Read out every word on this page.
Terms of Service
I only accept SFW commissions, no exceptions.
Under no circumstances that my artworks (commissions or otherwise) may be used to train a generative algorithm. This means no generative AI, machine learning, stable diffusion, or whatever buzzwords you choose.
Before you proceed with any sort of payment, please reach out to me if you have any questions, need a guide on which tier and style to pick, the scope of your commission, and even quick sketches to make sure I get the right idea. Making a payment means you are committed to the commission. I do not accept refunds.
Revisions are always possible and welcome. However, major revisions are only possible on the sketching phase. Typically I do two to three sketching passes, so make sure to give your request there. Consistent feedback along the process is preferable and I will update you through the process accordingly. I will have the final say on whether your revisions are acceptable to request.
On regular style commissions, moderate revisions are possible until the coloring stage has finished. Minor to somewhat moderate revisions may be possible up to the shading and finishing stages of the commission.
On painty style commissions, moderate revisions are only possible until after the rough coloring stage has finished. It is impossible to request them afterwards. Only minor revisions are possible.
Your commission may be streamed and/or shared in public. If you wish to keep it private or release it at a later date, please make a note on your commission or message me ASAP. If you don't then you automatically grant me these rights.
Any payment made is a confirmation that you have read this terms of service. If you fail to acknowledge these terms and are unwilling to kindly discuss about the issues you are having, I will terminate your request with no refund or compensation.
◇ ◇ ◇ ◇ ◇
PROBLEM REQUIREMENTS –
From the listing above, find the number of lines with the word "stage" in them. Answer with the number only.

RESULT OF THE TASK –
2